▶ **GIVEN REQUEST**:
Your task is to reproduce the entries below word for word.

▶ **PROVIDED RECORDS**:
· · · · ·

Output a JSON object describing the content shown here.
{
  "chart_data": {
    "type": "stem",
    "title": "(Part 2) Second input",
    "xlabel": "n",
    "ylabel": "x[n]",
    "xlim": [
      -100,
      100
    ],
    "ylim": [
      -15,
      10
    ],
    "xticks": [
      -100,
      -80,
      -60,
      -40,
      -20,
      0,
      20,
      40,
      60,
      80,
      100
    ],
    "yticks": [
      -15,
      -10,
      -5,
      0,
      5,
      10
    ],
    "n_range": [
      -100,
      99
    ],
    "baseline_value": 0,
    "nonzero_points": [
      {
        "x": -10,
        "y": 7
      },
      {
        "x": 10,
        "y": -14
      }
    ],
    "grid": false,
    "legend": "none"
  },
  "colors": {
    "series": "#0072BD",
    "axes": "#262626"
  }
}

· · · · ·

▶ **ANSWER TO THE PROBLEM**:
Output a JSON object describing the content shown here.
{
  "chart_data": {
    "type": "stem",
    "title": "(Part 2) Second input",
    "xlabel": "n",
    "ylabel": "x[n]",
    "xlim": [
      -100,
      100
    ],
    "ylim": [
      -15,
      10
    ],
    "xticks": [
      -100,
      -80,
      -60,
      -40,
      -20,
      0,
      20,
      40,
      60,
      80,
      100
    ],
    "yticks": [
      -15,
      -10,
      -5,
      0,
      5,
      10
    ],
    "n_range": [
      -100,
      99
    ],
    "baseline_value": 0,
    "nonzero_points": [
      {
        "x": -10,
        "y": 7
      },
      {
        "x": 10,
        "y": -14
      }
    ],
    "grid": false,
    "legend": "none"
  },
  "colors": {
    "series": "#0072BD",
    "axes": "#262626"
  }
}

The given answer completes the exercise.